WORK INSTRUCTIONS: Using the data below, repeat all of it precisely.

Records from a data source:
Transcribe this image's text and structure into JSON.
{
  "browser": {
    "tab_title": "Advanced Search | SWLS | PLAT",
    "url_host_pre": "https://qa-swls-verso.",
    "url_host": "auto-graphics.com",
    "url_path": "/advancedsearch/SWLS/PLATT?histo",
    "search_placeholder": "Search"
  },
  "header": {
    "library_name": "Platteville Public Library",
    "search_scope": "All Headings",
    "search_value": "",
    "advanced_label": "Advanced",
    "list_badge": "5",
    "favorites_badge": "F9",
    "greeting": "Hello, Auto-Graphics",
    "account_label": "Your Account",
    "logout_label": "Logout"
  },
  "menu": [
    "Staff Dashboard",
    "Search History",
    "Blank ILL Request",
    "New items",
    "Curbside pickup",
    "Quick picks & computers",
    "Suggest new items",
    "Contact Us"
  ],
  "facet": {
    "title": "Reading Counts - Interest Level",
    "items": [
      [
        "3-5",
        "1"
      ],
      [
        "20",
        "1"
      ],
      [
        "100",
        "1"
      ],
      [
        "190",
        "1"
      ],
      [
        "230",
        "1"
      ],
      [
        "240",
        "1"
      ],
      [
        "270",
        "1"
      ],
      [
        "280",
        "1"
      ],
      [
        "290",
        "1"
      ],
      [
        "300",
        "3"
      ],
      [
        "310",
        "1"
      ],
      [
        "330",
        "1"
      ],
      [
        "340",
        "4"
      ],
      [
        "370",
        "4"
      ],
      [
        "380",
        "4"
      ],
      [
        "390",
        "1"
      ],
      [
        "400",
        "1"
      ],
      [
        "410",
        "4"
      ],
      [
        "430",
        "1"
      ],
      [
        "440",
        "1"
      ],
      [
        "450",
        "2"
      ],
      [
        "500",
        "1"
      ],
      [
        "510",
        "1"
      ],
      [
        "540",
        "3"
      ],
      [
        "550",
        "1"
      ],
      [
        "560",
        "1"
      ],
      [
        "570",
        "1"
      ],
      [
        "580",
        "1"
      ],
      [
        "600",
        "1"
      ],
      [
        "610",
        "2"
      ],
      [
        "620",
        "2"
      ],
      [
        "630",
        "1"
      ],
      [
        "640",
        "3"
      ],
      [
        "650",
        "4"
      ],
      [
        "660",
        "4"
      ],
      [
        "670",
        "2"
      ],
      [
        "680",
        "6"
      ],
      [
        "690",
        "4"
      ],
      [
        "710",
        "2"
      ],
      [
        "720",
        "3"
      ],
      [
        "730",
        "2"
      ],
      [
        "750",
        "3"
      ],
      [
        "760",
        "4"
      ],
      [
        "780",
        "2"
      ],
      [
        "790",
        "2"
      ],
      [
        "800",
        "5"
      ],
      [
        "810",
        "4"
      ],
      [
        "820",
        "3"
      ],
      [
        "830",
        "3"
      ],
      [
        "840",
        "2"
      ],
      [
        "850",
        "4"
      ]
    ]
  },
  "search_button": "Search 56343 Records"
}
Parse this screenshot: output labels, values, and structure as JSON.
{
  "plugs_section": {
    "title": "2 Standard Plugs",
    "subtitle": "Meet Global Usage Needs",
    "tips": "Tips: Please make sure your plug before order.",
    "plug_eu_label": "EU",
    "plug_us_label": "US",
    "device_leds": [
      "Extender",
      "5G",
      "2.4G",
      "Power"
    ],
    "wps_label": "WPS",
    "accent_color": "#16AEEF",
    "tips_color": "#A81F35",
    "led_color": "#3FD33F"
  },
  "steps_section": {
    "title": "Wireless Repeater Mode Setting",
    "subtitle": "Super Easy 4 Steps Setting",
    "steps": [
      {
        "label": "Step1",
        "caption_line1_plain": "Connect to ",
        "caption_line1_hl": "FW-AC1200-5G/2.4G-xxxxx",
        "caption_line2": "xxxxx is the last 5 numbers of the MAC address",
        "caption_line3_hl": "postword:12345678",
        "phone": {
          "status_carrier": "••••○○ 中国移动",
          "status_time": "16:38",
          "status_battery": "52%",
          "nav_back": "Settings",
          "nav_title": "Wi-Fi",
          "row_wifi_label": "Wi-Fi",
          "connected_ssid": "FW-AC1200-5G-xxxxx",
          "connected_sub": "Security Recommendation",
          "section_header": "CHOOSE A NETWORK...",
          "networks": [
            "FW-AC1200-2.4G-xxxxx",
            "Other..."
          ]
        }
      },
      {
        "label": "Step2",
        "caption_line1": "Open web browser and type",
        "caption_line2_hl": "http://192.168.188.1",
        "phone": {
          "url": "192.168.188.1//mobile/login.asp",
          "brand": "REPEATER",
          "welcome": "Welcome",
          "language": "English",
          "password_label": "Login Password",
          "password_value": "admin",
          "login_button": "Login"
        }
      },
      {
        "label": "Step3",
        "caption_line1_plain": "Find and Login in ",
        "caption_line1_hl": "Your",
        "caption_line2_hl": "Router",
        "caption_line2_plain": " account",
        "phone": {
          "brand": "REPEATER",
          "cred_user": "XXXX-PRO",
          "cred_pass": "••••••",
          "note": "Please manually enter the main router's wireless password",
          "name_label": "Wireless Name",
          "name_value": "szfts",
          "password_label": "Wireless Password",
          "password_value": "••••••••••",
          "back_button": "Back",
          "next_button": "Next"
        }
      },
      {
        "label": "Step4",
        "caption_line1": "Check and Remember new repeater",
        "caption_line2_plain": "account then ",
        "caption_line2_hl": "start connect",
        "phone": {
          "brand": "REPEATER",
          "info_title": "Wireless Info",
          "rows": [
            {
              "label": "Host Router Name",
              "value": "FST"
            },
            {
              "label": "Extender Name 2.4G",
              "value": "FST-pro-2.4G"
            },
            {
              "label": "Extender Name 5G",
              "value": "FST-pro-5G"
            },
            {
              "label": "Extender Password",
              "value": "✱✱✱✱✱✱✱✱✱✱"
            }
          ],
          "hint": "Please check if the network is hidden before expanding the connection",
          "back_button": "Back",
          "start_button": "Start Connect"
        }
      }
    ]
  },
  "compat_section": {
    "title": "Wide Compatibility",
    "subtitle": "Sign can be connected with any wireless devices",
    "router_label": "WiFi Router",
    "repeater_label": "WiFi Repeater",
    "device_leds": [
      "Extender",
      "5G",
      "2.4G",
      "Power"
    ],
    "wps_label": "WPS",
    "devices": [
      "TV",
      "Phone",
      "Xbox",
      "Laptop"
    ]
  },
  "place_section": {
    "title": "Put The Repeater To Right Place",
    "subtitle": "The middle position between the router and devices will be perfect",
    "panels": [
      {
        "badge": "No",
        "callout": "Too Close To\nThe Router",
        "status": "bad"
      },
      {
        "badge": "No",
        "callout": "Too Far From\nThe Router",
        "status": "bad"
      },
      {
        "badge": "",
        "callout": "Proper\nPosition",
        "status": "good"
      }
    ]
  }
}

EXPECTED ANSWER:
Transcribe this image's text and structure into JSON.
{
  "browser": {
    "tab_title": "Advanced Search | SWLS | PLAT",
    "url_host_pre": "https://qa-swls-verso.",
    "url_host": "auto-graphics.com",
    "url_path": "/advancedsearch/SWLS/PLATT?histo",
    "search_placeholder": "Search"
  },
  "header": {
    "library_name": "Platteville Public Library",
    "search_scope": "All Headings",
    "search_value": "",
    "advanced_label": "Advanced",
    "list_badge": "5",
    "favorites_badge": "F9",
    "greeting": "Hello, Auto-Graphics",
    "account_label": "Your Account",
    "logout_label": "Logout"
  },
  "menu": [
    "Staff Dashboard",
    "Search History",
    "Blank ILL Request",
    "New items",
    "Curbside pickup",
    "Quick picks & computers",
    "Suggest new items",
    "Contact Us"
  ],
  "facet": {
    "title": "Reading Counts - Interest Level",
    "items": [
      [
        "3-5",
        "1"
      ],
      [
        "20",
        "1"
      ],
      [
        "100",
        "1"
      ],
      [
        "190",
        "1"
      ],
      [
        "230",
        "1"
      ],
      [
        "240",
        "1"
      ],
      [
        "270",
        "1"
      ],
      [
        "280",
        "1"
      ],
      [
        "290",
        "1"
      ],
      [
        "300",
        "3"
      ],
      [
        "310",
        "1"
      ],
      [
        "330",
        "1"
      ],
      [
        "340",
        "4"
      ],
      [
        "370",
        "4"
      ],
      [
        "380",
        "4"
      ],
      [
        "390",
        "1"
      ],
      [
        "400",
        "1"
      ],
      [
        "410",
        "4"
      ],
      [
        "430",
        "1"
      ],
      [
        "440",
        "1"
      ],
      [
        "450",
        "2"
      ],
      [
        "500",
        "1"
      ],
      [
        "510",
        "1"
      ],
      [
        "540",
        "3"
      ],
      [
        "550",
        "1"
      ],
      [
        "560",
        "1"
      ],
      [
        "570",
        "1"
      ],
      [
        "580",
        "1"
      ],
      [
        "600",
        "1"
      ],
      [
        "610",
        "2"
      ],
      [
        "620",
        "2"
      ],
      [
        "630",
        "1"
      ],
      [
        "640",
        "3"
      ],
      [
        "650",
        "4"
      ],
      [
        "660",
        "4"
      ],
      [
        "670",
        "2"
      ],
      [
        "680",
        "6"
      ],
      [
        "690",
        "4"
      ],
      [
        "710",
        "2"
      ],
      [
        "720",
        "3"
      ],
      [
        "730",
        "2"
      ],
      [
        "750",
        "3"
      ],
      [
        "760",
        "4"
      ],
      [
        "780",
        "2"
      ],
      [
        "790",
        "2"
      ],
      [
        "800",
        "5"
      ],
      [
        "810",
        "4"
      ],
      [
        "820",
        "3"
      ],
      [
        "830",
        "3"
      ],
      [
        "840",
        "2"
      ],
      [
        "850",
        "4"
      ]
    ]
  },
  "search_button": "Search 56343 Records"
}
Parse this screenshot: output labels, values, and structure as JSON.
{
  "plugs_section": {
    "title": "2 Standard Plugs",
    "subtitle": "Meet Global Usage Needs",
    "tips": "Tips: Please make sure your plug before order.",
    "plug_eu_label": "EU",
    "plug_us_label": "US",
    "device_leds": [
      "Extender",
      "5G",
      "2.4G",
      "Power"
    ],
    "wps_label": "WPS",
    "accent_color": "#16AEEF",
    "tips_color": "#A81F35",
    "led_color": "#3FD33F"
  },
  "steps_section": {
    "title": "Wireless Repeater Mode Setting",
    "subtitle": "Super Easy 4 Steps Setting",
    "steps": [
      {
        "label": "Step1",
        "caption_line1_plain": "Connect to ",
        "caption_line1_hl": "FW-AC1200-5G/2.4G-xxxxx",
        "caption_line2": "xxxxx is the last 5 numbers of the MAC address",
        "caption_line3_hl": "postword:12345678",
        "phone": {
          "status_carrier": "••••○○ 中国移动",
          "status_time": "16:38",
          "status_battery": "52%",
          "nav_back": "Settings",
          "nav_title": "Wi-Fi",
          "row_wifi_label": "Wi-Fi",
          "connected_ssid": "FW-AC1200-5G-xxxxx",
          "connected_sub": "Security Recommendation",
          "section_header": "CHOOSE A NETWORK...",
          "networks": [
            "FW-AC1200-2.4G-xxxxx",
            "Other..."
          ]
        }
      },
      {
        "label": "Step2",
        "caption_line1": "Open web browser and type",
        "caption_line2_hl": "http://192.168.188.1",
        "phone": {
          "url": "192.168.188.1//mobile/login.asp",
          "brand": "REPEATER",
          "welcome": "Welcome",
          "language": "English",
          "password_label": "Login Password",
          "password_value": "admin",
          "login_button": "Login"
        }
      },
      {
        "label": "Step3",
        "caption_line1_plain": "Find and Login in ",
        "caption_line1_hl": "Your",
        "caption_line2_hl": "Router",
        "caption_line2_plain": " account",
        "phone": {
          "brand": "REPEATER",
          "cred_user": "XXXX-PRO",
          "cred_pass": "••••••",
          "note": "Please manually enter the main router's wireless password",
          "name_label": "Wireless Name",
          "name_value": "szfts",
          "password_label": "Wireless Password",
          "password_value": "••••••••••",
          "back_button": "Back",
          "next_button": "Next"
        }
      },
      {
        "label": "Step4",
        "caption_line1": "Check and Remember new repeater",
        "caption_line2_plain": "account then ",
        "caption_line2_hl": "start connect",
        "phone": {
          "brand": "REPEATER",
          "info_title": "Wireless Info",
          "rows": [
            {
              "label": "Host Router Name",
              "value": "FST"
            },
            {
              "label": "Extender Name 2.4G",
              "value": "FST-pro-2.4G"
            },
            {
              "label": "Extender Name 5G",
              "value": "FST-pro-5G"
            },
            {
              "label": "Extender Password",
              "value": "✱✱✱✱✱✱✱✱✱✱"
            }
          ],
          "hint": "Please check if the network is hidden before expanding the connection",
          "back_button": "Back",
          "start_button": "Start Connect"
        }
      }
    ]
  },
  "compat_section": {
    "title": "Wide Compatibility",
    "subtitle": "Sign can be connected with any wireless devices",
    "router_label": "WiFi Router",
    "repeater_label": "WiFi Repeater",
    "device_leds": [
      "Extender",
      "5G",
      "2.4G",
      "Power"
    ],
    "wps_label": "WPS",
    "devices": [
      "TV",
      "Phone",
      "Xbox",
      "Laptop"
    ]
  },
  "place_section": {
    "title": "Put The Repeater To Right Place",
    "subtitle": "The middle position between the router and devices will be perfect",
    "panels": [
      {
        "badge": "No",
        "callout": "Too Close To\nThe Router",
        "status": "bad"
      },
      {
        "badge": "No",
        "callout": "Too Far From\nThe Router",
        "status": "bad"
      },
      {
        "badge": "",
        "callout": "Proper\nPosition",
        "status": "good"
      }
    ]
  }
}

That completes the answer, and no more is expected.